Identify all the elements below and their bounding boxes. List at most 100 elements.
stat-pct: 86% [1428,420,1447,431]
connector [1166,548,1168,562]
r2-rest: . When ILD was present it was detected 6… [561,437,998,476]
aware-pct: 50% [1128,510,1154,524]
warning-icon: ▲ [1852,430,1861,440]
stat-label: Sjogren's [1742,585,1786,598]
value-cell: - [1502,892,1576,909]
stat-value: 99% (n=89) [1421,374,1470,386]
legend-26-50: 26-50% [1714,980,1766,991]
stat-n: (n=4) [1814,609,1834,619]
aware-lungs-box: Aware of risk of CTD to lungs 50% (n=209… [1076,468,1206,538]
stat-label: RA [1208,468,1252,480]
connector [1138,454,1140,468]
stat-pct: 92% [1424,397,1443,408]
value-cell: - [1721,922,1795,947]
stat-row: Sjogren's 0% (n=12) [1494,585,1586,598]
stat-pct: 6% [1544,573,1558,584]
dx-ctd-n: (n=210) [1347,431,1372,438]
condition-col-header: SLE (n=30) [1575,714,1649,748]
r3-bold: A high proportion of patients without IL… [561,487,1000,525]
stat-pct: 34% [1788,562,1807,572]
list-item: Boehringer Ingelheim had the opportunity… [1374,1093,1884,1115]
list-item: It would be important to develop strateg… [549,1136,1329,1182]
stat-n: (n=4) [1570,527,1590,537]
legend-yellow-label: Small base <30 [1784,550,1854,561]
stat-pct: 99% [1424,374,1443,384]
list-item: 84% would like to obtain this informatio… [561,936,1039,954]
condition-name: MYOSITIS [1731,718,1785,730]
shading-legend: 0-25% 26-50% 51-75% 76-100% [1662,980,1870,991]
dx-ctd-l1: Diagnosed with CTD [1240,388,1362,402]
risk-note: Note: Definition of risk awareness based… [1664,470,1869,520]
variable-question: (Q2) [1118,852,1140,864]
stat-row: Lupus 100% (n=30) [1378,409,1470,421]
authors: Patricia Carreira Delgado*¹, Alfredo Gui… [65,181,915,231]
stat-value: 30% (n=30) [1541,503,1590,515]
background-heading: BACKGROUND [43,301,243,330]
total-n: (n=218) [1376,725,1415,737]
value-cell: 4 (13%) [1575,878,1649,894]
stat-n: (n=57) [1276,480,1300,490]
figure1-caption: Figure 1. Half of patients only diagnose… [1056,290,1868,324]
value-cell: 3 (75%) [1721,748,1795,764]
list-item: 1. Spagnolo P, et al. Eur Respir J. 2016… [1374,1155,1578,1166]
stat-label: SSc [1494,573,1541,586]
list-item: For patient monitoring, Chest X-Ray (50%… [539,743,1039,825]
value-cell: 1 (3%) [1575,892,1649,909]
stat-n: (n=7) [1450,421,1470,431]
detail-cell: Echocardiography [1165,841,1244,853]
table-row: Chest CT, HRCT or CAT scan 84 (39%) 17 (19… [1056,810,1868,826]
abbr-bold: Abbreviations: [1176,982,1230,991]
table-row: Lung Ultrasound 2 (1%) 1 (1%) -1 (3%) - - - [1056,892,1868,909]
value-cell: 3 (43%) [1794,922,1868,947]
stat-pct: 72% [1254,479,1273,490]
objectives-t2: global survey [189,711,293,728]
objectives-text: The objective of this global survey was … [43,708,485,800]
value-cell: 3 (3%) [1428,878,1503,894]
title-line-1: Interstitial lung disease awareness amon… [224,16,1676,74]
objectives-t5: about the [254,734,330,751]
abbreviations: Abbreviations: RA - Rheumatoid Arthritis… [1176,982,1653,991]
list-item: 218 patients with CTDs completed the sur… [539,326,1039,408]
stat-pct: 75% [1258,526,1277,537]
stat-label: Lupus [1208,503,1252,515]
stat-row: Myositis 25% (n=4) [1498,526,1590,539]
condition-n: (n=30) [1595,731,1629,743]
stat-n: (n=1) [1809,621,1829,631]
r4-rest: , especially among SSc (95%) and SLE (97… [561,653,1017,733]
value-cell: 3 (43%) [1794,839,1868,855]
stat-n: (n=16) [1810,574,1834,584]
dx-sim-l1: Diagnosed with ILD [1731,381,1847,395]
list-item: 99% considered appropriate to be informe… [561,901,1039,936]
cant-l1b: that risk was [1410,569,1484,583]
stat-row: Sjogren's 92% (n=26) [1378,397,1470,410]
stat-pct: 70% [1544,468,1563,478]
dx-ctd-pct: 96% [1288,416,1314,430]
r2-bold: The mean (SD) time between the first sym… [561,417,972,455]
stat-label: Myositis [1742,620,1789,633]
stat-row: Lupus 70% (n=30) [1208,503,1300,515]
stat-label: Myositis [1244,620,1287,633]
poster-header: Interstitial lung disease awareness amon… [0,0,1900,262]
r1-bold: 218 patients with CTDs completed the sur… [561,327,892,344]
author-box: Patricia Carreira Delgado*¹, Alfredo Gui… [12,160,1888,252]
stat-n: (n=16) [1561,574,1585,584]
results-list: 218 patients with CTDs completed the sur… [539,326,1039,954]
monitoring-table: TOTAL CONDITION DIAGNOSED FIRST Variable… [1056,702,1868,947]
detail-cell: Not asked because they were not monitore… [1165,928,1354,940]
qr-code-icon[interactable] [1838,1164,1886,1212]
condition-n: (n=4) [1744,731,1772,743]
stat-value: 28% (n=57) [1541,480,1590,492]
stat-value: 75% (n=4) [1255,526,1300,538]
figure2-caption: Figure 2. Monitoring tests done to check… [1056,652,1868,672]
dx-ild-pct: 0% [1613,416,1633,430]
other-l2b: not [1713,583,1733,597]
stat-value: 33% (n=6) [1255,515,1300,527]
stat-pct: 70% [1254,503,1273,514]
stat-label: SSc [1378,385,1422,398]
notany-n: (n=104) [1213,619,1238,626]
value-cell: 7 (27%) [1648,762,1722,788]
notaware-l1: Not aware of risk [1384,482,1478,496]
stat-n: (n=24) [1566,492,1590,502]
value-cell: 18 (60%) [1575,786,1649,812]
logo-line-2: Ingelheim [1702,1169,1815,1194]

· · · · ·

TASK = Set down the entries verbatim, leaving none out.

ANSWER =
Identify all the elements below and their bounding boxes. List at most 100 elements.
stat-pct: 86% [1428,420,1447,431]
connector [1166,548,1168,562]
r2-rest: . When ILD was present it was detected 6… [561,437,998,476]
aware-pct: 50% [1128,510,1154,524]
warning-icon: ▲ [1852,430,1861,440]
stat-label: Sjogren's [1742,585,1786,598]
value-cell: - [1502,892,1576,909]
stat-value: 99% (n=89) [1421,374,1470,386]
legend-26-50: 26-50% [1714,980,1766,991]
stat-n: (n=4) [1814,609,1834,619]
aware-lungs-box: Aware of risk of CTD to lungs 50% (n=209… [1076,468,1206,538]
stat-label: RA [1208,468,1252,480]
connector [1138,454,1140,468]
stat-pct: 92% [1424,397,1443,408]
value-cell: - [1721,922,1795,947]
stat-row: Sjogren's 0% (n=12) [1494,585,1586,598]
stat-pct: 6% [1544,573,1558,584]
dx-ctd-n: (n=210) [1347,431,1372,438]
condition-col-header: SLE (n=30) [1575,714,1649,748]
r3-bold: A high proportion of patients without IL… [561,487,1000,525]
stat-pct: 34% [1788,562,1807,572]
list-item: Boehringer Ingelheim had the opportunity… [1374,1093,1884,1115]
list-item: It would be important to develop strateg… [549,1136,1329,1182]
stat-n: (n=4) [1570,527,1590,537]
legend-yellow-label: Small base <30 [1784,550,1854,561]
stat-pct: 99% [1424,374,1443,384]
list-item: 84% would like to obtain this informatio… [561,936,1039,954]
condition-name: MYOSITIS [1731,718,1785,730]
shading-legend: 0-25% 26-50% 51-75% 76-100% [1662,980,1870,991]
dx-ctd-l1: Diagnosed with CTD [1240,388,1362,402]
risk-note: Note: Definition of risk awareness based… [1664,470,1869,520]
variable-question: (Q2) [1118,852,1140,864]
stat-row: Lupus 100% (n=30) [1378,409,1470,421]
authors: Patricia Carreira Delgado*¹, Alfredo Gui… [65,181,915,231]
stat-value: 30% (n=30) [1541,503,1590,515]
background-heading: BACKGROUND [43,301,243,330]
total-n: (n=218) [1376,725,1415,737]
value-cell: 4 (13%) [1575,878,1649,894]
stat-n: (n=57) [1276,480,1300,490]
figure1-caption: Figure 1. Half of patients only diagnose… [1056,290,1868,324]
value-cell: 3 (75%) [1721,748,1795,764]
list-item: 1. Spagnolo P, et al. Eur Respir J. 2016… [1374,1155,1578,1166]
stat-label: SSc [1494,573,1541,586]
list-item: For patient monitoring, Chest X-Ray (50%… [539,743,1039,825]
value-cell: 1 (3%) [1575,892,1649,909]
stat-n: (n=7) [1450,421,1470,431]
detail-cell: Echocardiography [1165,841,1244,853]
table-row: Chest CT, HRCT or CAT scan 84 (39%) 17 (19… [1056,810,1868,826]
abbr-bold: Abbreviations: [1176,982,1230,991]
table-row: Lung Ultrasound 2 (1%) 1 (1%) -1 (3%) - - - [1056,892,1868,909]
value-cell: 3 (43%) [1794,922,1868,947]
stat-pct: 72% [1254,479,1273,490]
objectives-t2: global survey [189,711,293,728]
objectives-text: The objective of this global survey was … [43,708,485,800]
value-cell: 3 (3%) [1428,878,1503,894]
title-line-1: Interstitial lung disease awareness amon… [224,16,1676,74]
objectives-t5: about the [254,734,330,751]
abbreviations: Abbreviations: RA - Rheumatoid Arthritis… [1176,982,1653,991]
list-item: 218 patients with CTDs completed the sur… [539,326,1039,408]
stat-pct: 75% [1258,526,1277,537]
stat-label: Lupus [1208,503,1252,515]
stat-row: Myositis 25% (n=4) [1498,526,1590,539]
condition-n: (n=30) [1595,731,1629,743]
stat-n: (n=1) [1809,621,1829,631]
r4-rest: , especially among SSc (95%) and SLE (97… [561,653,1017,733]
value-cell: 3 (43%) [1794,839,1868,855]
stat-n: (n=16) [1810,574,1834,584]
dx-sim-l1: Diagnosed with ILD [1731,381,1847,395]
list-item: 99% considered appropriate to be informe… [561,901,1039,936]
cant-l1b: that risk was [1410,569,1484,583]
stat-row: Sjogren's 92% (n=26) [1378,397,1470,410]
stat-pct: 70% [1544,468,1563,478]
dx-ctd-pct: 96% [1288,416,1314,430]
r2-bold: The mean (SD) time between the first sym… [561,417,972,455]
stat-label: Myositis [1742,620,1789,633]
stat-row: Lupus 70% (n=30) [1208,503,1300,515]
stat-label: Myositis [1244,620,1287,633]
poster-header: Interstitial lung disease awareness amon… [0,0,1900,262]
r1-bold: 218 patients with CTDs completed the sur… [561,327,892,344]
author-box: Patricia Carreira Delgado*¹, Alfredo Gui… [12,160,1888,252]
stat-n: (n=16) [1561,574,1585,584]
results-list: 218 patients with CTDs completed the sur… [539,326,1039,954]
monitoring-table: TOTAL CONDITION DIAGNOSED FIRST Variable… [1056,702,1868,947]
detail-cell: Not asked because they were not monitore… [1165,928,1354,940]
qr-code-icon[interactable] [1838,1164,1886,1212]
condition-n: (n=4) [1744,731,1772,743]
stat-value: 28% (n=57) [1541,480,1590,492]
stat-value: 75% (n=4) [1255,526,1300,538]
figure2-caption: Figure 2. Monitoring tests done to check… [1056,652,1868,672]
dx-ild-pct: 0% [1613,416,1633,430]
other-l2b: not [1713,583,1733,597]
stat-value: 33% (n=6) [1255,515,1300,527]
stat-pct: 70% [1254,503,1273,514]
stat-label: SSc [1378,385,1422,398]
notany-n: (n=104) [1213,619,1238,626]
value-cell: 7 (27%) [1648,762,1722,788]
notaware-l1: Not aware of risk [1384,482,1478,496]
stat-n: (n=24) [1566,492,1590,502]
value-cell: 18 (60%) [1575,786,1649,812]
logo-line-2: Ingelheim [1702,1169,1815,1194]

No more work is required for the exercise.